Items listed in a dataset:
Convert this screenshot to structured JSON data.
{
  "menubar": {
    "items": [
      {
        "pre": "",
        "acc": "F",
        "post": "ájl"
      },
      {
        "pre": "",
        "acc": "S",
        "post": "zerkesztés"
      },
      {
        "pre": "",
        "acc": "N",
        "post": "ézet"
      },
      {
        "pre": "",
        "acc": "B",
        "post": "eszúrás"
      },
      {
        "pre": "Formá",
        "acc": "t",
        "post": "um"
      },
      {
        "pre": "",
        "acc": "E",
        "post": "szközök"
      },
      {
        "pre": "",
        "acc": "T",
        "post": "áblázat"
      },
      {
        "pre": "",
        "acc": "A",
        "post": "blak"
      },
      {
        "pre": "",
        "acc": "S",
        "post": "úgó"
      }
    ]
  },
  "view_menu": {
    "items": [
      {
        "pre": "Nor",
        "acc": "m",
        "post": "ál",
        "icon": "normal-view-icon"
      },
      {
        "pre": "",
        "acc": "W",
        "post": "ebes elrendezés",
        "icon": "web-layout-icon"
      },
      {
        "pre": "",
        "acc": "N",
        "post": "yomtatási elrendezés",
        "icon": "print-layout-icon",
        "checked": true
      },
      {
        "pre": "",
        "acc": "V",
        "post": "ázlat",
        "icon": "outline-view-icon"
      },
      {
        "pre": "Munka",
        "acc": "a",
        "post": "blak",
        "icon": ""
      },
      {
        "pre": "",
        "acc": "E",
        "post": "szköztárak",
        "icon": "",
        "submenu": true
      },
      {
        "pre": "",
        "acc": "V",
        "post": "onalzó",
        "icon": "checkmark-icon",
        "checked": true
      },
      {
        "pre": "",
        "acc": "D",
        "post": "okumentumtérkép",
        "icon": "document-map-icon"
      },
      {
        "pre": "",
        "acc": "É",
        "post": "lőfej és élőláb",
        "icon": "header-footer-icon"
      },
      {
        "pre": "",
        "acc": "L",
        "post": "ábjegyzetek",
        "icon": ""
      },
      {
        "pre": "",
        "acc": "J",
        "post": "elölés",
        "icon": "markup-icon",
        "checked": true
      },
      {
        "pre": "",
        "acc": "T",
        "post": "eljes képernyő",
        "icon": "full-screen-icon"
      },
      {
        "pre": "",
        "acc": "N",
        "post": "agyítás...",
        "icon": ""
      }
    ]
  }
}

• WORK TO BE COMPLETED:
Every record above needs to be repeated word for word.

• EXERCISE RESPONSE:
Convert this screenshot to structured JSON data.
{
  "menubar": {
    "items": [
      {
        "pre": "",
        "acc": "F",
        "post": "ájl"
      },
      {
        "pre": "",
        "acc": "S",
        "post": "zerkesztés"
      },
      {
        "pre": "",
        "acc": "N",
        "post": "ézet"
      },
      {
        "pre": "",
        "acc": "B",
        "post": "eszúrás"
      },
      {
        "pre": "Formá",
        "acc": "t",
        "post": "um"
      },
      {
        "pre": "",
        "acc": "E",
        "post": "szközök"
      },
      {
        "pre": "",
        "acc": "T",
        "post": "áblázat"
      },
      {
        "pre": "",
        "acc": "A",
        "post": "blak"
      },
      {
        "pre": "",
        "acc": "S",
        "post": "úgó"
      }
    ]
  },
  "view_menu": {
    "items": [
      {
        "pre": "Nor",
        "acc": "m",
        "post": "ál",
        "icon": "normal-view-icon"
      },
      {
        "pre": "",
        "acc": "W",
        "post": "ebes elrendezés",
        "icon": "web-layout-icon"
      },
      {
        "pre": "",
        "acc": "N",
        "post": "yomtatási elrendezés",
        "icon": "print-layout-icon",
        "checked": true
      },
      {
        "pre": "",
        "acc": "V",
        "post": "ázlat",
        "icon": "outline-view-icon"
      },
      {
        "pre": "Munka",
        "acc": "a",
        "post": "blak",
        "icon": ""
      },
      {
        "pre": "",
        "acc": "E",
        "post": "szköztárak",
        "icon": "",
        "submenu": true
      },
      {
        "pre": "",
        "acc": "V",
        "post": "onalzó",
        "icon": "checkmark-icon",
        "checked": true
      },
      {
        "pre": "",
        "acc": "D",
        "post": "okumentumtérkép",
        "icon": "document-map-icon"
      },
      {
        "pre": "",
        "acc": "É",
        "post": "lőfej és élőláb",
        "icon": "header-footer-icon"
      },
      {
        "pre": "",
        "acc": "L",
        "post": "ábjegyzetek",
        "icon": ""
      },
      {
        "pre": "",
        "acc": "J",
        "post": "elölés",
        "icon": "markup-icon",
        "checked": true
      },
      {
        "pre": "",
        "acc": "T",
        "post": "eljes képernyő",
        "icon": "full-screen-icon"
      },
      {
        "pre": "",
        "acc": "N",
        "post": "agyítás...",
        "icon": ""
      }
    ]
  }
}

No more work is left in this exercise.